## Records for processing
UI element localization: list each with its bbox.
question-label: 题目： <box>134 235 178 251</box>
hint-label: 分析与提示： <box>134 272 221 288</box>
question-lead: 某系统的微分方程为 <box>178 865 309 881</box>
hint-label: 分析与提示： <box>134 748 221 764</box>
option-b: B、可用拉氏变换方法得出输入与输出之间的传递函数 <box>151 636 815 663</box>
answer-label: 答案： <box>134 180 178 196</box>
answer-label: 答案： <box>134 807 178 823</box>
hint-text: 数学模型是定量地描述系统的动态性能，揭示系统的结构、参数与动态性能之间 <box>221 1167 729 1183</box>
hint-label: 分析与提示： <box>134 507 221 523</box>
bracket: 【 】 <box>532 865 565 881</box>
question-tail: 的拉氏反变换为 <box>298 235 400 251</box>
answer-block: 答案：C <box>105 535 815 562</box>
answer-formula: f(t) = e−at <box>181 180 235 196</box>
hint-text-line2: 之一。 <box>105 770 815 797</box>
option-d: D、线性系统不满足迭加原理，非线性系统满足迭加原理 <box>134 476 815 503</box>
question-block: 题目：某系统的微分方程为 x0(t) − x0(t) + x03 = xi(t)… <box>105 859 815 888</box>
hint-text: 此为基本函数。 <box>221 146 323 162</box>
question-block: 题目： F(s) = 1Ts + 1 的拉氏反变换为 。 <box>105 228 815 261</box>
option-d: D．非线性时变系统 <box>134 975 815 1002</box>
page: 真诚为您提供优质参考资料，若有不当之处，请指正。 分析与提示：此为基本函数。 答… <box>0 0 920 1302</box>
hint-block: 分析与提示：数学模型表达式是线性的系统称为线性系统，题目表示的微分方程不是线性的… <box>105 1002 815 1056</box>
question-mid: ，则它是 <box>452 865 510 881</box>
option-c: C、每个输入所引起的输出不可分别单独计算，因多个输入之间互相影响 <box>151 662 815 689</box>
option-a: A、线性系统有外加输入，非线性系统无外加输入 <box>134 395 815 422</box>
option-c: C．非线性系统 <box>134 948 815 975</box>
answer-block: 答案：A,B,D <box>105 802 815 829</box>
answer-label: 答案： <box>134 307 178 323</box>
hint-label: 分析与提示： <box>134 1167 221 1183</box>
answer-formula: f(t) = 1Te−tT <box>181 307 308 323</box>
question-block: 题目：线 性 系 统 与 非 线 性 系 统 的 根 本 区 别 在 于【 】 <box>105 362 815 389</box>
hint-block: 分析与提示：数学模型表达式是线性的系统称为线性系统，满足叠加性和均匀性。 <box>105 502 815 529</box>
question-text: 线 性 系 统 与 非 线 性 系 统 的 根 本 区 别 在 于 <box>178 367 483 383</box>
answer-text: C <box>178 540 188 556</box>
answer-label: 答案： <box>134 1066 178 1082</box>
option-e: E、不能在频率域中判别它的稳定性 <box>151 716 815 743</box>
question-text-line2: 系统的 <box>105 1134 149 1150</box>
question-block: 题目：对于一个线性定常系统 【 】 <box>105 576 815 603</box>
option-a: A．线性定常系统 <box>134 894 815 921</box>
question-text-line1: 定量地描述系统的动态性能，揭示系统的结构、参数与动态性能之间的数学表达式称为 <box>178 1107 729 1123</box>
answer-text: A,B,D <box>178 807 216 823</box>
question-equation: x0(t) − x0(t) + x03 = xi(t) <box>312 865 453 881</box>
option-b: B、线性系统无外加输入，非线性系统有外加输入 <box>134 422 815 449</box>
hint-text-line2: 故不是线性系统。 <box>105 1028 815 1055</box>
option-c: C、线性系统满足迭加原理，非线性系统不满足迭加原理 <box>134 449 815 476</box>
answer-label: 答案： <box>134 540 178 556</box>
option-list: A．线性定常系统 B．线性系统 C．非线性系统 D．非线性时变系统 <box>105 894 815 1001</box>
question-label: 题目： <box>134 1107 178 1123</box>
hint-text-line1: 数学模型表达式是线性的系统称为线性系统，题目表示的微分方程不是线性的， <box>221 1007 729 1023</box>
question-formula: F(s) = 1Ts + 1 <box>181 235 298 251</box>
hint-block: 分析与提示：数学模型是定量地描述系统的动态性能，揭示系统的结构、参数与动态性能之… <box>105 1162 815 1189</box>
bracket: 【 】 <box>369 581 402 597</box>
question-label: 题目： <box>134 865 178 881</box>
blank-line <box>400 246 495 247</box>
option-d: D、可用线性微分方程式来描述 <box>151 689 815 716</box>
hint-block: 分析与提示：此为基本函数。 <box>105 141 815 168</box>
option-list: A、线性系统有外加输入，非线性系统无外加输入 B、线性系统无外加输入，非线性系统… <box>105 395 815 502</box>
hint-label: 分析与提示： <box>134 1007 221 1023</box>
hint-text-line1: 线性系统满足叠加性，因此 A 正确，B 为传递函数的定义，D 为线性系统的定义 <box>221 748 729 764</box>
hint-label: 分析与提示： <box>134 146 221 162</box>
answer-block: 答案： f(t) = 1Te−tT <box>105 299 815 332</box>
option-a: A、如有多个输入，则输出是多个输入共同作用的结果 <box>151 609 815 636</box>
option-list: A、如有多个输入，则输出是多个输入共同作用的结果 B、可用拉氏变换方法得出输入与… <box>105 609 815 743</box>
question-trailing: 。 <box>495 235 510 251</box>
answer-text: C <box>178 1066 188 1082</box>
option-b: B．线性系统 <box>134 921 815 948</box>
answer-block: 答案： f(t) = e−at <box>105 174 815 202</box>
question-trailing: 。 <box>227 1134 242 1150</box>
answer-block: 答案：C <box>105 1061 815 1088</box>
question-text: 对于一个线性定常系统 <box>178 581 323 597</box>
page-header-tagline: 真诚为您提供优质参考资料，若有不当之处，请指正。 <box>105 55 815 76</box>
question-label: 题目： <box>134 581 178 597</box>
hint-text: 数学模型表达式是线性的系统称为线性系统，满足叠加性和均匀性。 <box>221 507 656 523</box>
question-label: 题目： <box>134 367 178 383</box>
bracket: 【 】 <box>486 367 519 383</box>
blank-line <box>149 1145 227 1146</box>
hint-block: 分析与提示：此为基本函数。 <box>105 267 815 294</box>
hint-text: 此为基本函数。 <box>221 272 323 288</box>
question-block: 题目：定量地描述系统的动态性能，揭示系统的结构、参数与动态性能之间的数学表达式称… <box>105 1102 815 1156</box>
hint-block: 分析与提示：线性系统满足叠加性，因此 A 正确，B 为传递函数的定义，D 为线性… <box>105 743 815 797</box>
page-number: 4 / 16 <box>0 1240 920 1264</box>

## Set task
Reproduce every line of the data above without changing a single character.

## Answer to this exercise
UI element localization: list each with its bbox.
question-label: 题目： <box>134 235 178 251</box>
hint-label: 分析与提示： <box>134 272 221 288</box>
question-lead: 某系统的微分方程为 <box>178 865 309 881</box>
hint-label: 分析与提示： <box>134 748 221 764</box>
option-b: B、可用拉氏变换方法得出输入与输出之间的传递函数 <box>151 636 815 663</box>
answer-label: 答案： <box>134 180 178 196</box>
answer-label: 答案： <box>134 807 178 823</box>
hint-text: 数学模型是定量地描述系统的动态性能，揭示系统的结构、参数与动态性能之间 <box>221 1167 729 1183</box>
hint-label: 分析与提示： <box>134 507 221 523</box>
bracket: 【 】 <box>532 865 565 881</box>
question-tail: 的拉氏反变换为 <box>298 235 400 251</box>
answer-block: 答案：C <box>105 535 815 562</box>
answer-formula: f(t) = e−at <box>181 180 235 196</box>
hint-text-line2: 之一。 <box>105 770 815 797</box>
option-d: D、线性系统不满足迭加原理，非线性系统满足迭加原理 <box>134 476 815 503</box>
question-block: 题目：某系统的微分方程为 x0(t) − x0(t) + x03 = xi(t)… <box>105 859 815 888</box>
hint-text: 此为基本函数。 <box>221 146 323 162</box>
question-block: 题目： F(s) = 1Ts + 1 的拉氏反变换为 。 <box>105 228 815 261</box>
option-d: D．非线性时变系统 <box>134 975 815 1002</box>
page: 真诚为您提供优质参考资料，若有不当之处，请指正。 分析与提示：此为基本函数。 答… <box>0 0 920 1302</box>
hint-block: 分析与提示：数学模型表达式是线性的系统称为线性系统，题目表示的微分方程不是线性的… <box>105 1002 815 1056</box>
question-mid: ，则它是 <box>452 865 510 881</box>
option-c: C、每个输入所引起的输出不可分别单独计算，因多个输入之间互相影响 <box>151 662 815 689</box>
option-a: A、线性系统有外加输入，非线性系统无外加输入 <box>134 395 815 422</box>
option-c: C．非线性系统 <box>134 948 815 975</box>
answer-block: 答案：A,B,D <box>105 802 815 829</box>
answer-label: 答案： <box>134 307 178 323</box>
hint-label: 分析与提示： <box>134 1167 221 1183</box>
answer-formula: f(t) = 1Te−tT <box>181 307 308 323</box>
question-block: 题目：线 性 系 统 与 非 线 性 系 统 的 根 本 区 别 在 于【 】 <box>105 362 815 389</box>
hint-block: 分析与提示：数学模型表达式是线性的系统称为线性系统，满足叠加性和均匀性。 <box>105 502 815 529</box>
question-text: 线 性 系 统 与 非 线 性 系 统 的 根 本 区 别 在 于 <box>178 367 483 383</box>
answer-text: C <box>178 540 188 556</box>
answer-label: 答案： <box>134 1066 178 1082</box>
option-e: E、不能在频率域中判别它的稳定性 <box>151 716 815 743</box>
question-text-line2: 系统的 <box>105 1134 149 1150</box>
question-block: 题目：对于一个线性定常系统 【 】 <box>105 576 815 603</box>
option-a: A．线性定常系统 <box>134 894 815 921</box>
question-text-line1: 定量地描述系统的动态性能，揭示系统的结构、参数与动态性能之间的数学表达式称为 <box>178 1107 729 1123</box>
answer-text: A,B,D <box>178 807 216 823</box>
question-equation: x0(t) − x0(t) + x03 = xi(t) <box>312 865 453 881</box>
option-b: B、线性系统无外加输入，非线性系统有外加输入 <box>134 422 815 449</box>
hint-text-line2: 故不是线性系统。 <box>105 1028 815 1055</box>
option-c: C、线性系统满足迭加原理，非线性系统不满足迭加原理 <box>134 449 815 476</box>
answer-label: 答案： <box>134 540 178 556</box>
option-list: A．线性定常系统 B．线性系统 C．非线性系统 D．非线性时变系统 <box>105 894 815 1001</box>
question-label: 题目： <box>134 1107 178 1123</box>
hint-text-line1: 数学模型表达式是线性的系统称为线性系统，题目表示的微分方程不是线性的， <box>221 1007 729 1023</box>
question-formula: F(s) = 1Ts + 1 <box>181 235 298 251</box>
hint-block: 分析与提示：数学模型是定量地描述系统的动态性能，揭示系统的结构、参数与动态性能之… <box>105 1162 815 1189</box>
bracket: 【 】 <box>369 581 402 597</box>
question-label: 题目： <box>134 865 178 881</box>
blank-line <box>400 246 495 247</box>
option-d: D、可用线性微分方程式来描述 <box>151 689 815 716</box>
hint-block: 分析与提示：此为基本函数。 <box>105 141 815 168</box>
option-list: A、线性系统有外加输入，非线性系统无外加输入 B、线性系统无外加输入，非线性系统… <box>105 395 815 502</box>
hint-label: 分析与提示： <box>134 1007 221 1023</box>
hint-text-line1: 线性系统满足叠加性，因此 A 正确，B 为传递函数的定义，D 为线性系统的定义 <box>221 748 729 764</box>
hint-label: 分析与提示： <box>134 146 221 162</box>
answer-block: 答案： f(t) = 1Te−tT <box>105 299 815 332</box>
option-a: A、如有多个输入，则输出是多个输入共同作用的结果 <box>151 609 815 636</box>
option-list: A、如有多个输入，则输出是多个输入共同作用的结果 B、可用拉氏变换方法得出输入与… <box>105 609 815 743</box>
question-trailing: 。 <box>495 235 510 251</box>
answer-text: C <box>178 1066 188 1082</box>
option-b: B．线性系统 <box>134 921 815 948</box>
answer-block: 答案： f(t) = e−at <box>105 174 815 202</box>
question-trailing: 。 <box>227 1134 242 1150</box>
answer-block: 答案：C <box>105 1061 815 1088</box>
question-text: 对于一个线性定常系统 <box>178 581 323 597</box>
page-header-tagline: 真诚为您提供优质参考资料，若有不当之处，请指正。 <box>105 55 815 76</box>
question-label: 题目： <box>134 581 178 597</box>
hint-text: 数学模型表达式是线性的系统称为线性系统，满足叠加性和均匀性。 <box>221 507 656 523</box>
question-label: 题目： <box>134 367 178 383</box>
bracket: 【 】 <box>486 367 519 383</box>
blank-line <box>149 1145 227 1146</box>
hint-block: 分析与提示：此为基本函数。 <box>105 267 815 294</box>
hint-text: 此为基本函数。 <box>221 272 323 288</box>
question-block: 题目：定量地描述系统的动态性能，揭示系统的结构、参数与动态性能之间的数学表达式称… <box>105 1102 815 1156</box>
hint-block: 分析与提示：线性系统满足叠加性，因此 A 正确，B 为传递函数的定义，D 为线性… <box>105 743 815 797</box>
page-number: 4 / 16 <box>0 1240 920 1264</box>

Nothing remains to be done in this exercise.